# START OF INPUT DATA

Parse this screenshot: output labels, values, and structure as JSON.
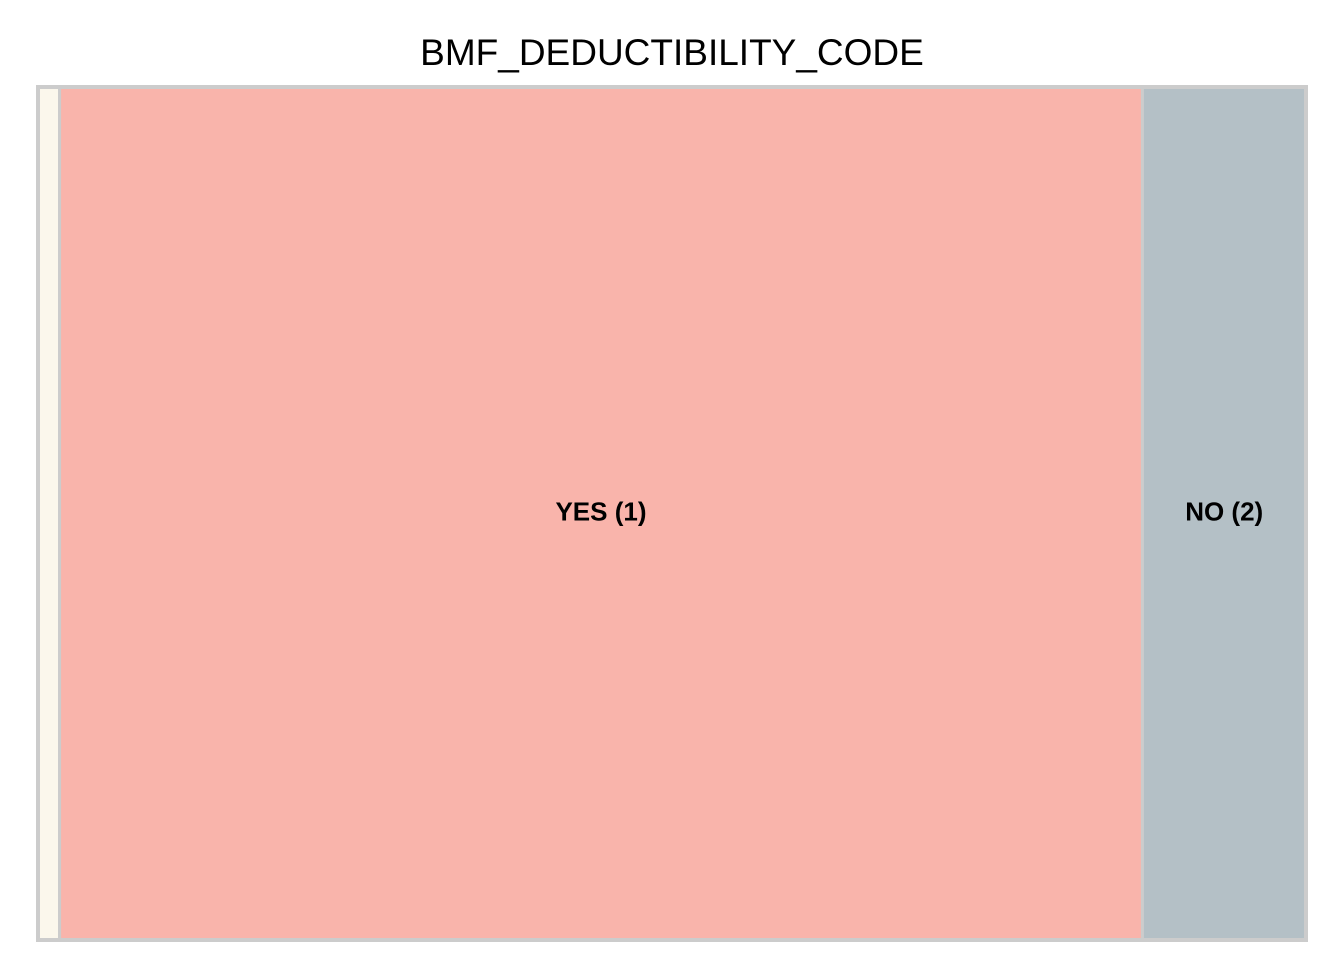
{
  "chart_data": {
    "type": "treemap",
    "title": "BMF_DEDUCTIBILITY_CODE",
    "tiles": [
      {
        "label": "",
        "value": 1.7,
        "color": "#FBF7EC"
      },
      {
        "label": "YES (1)",
        "value": 85.4,
        "color": "#F9B4AB"
      },
      {
        "label": "NO (2)",
        "value": 12.9,
        "color": "#B4C0C6"
      }
    ],
    "border_color": "#CCCCCC"
  }
}
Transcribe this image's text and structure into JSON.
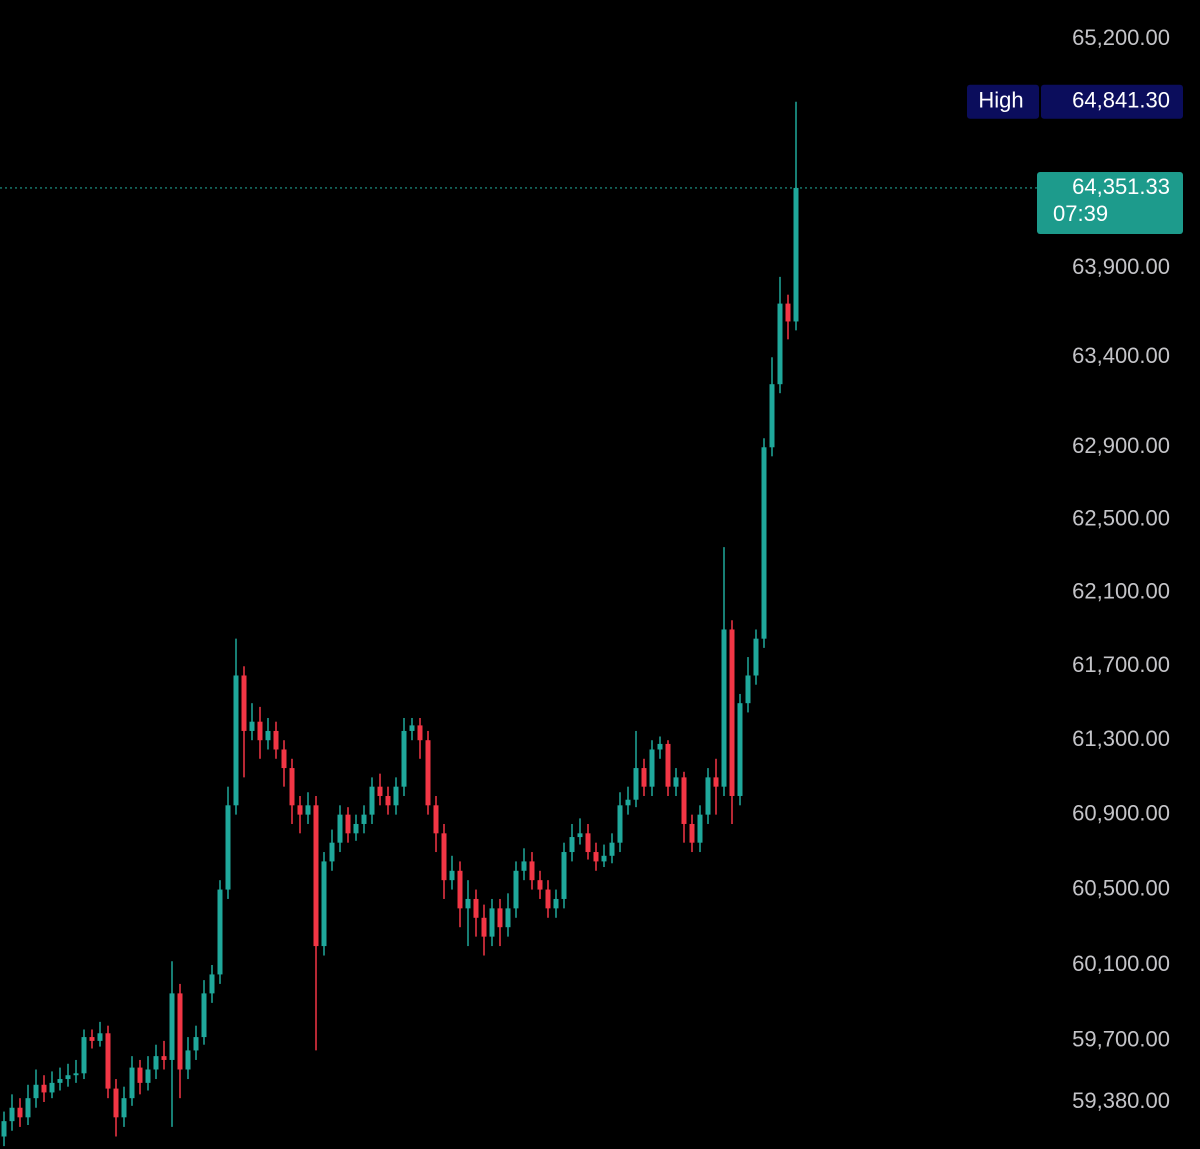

# END OF INPUT DATA

**STATED TASK**
Reproduce each entry precisely, dropping only the pictures.

**SOLUTION TO THIS PROBLEM**
Parse this screenshot: output labels, values, and structure as JSON.
{
  "chart_data": {
    "type": "treemap",
    "title": "BMF_DEDUCTIBILITY_CODE",
    "tiles": [
      {
        "label": "",
        "value": 1.7,
        "color": "#FBF7EC"
      },
      {
        "label": "YES (1)",
        "value": 85.4,
        "color": "#F9B4AB"
      },
      {
        "label": "NO (2)",
        "value": 12.9,
        "color": "#B4C0C6"
      }
    ],
    "border_color": "#CCCCCC"
  }
}
Transcribe this image's text and structure into JSON.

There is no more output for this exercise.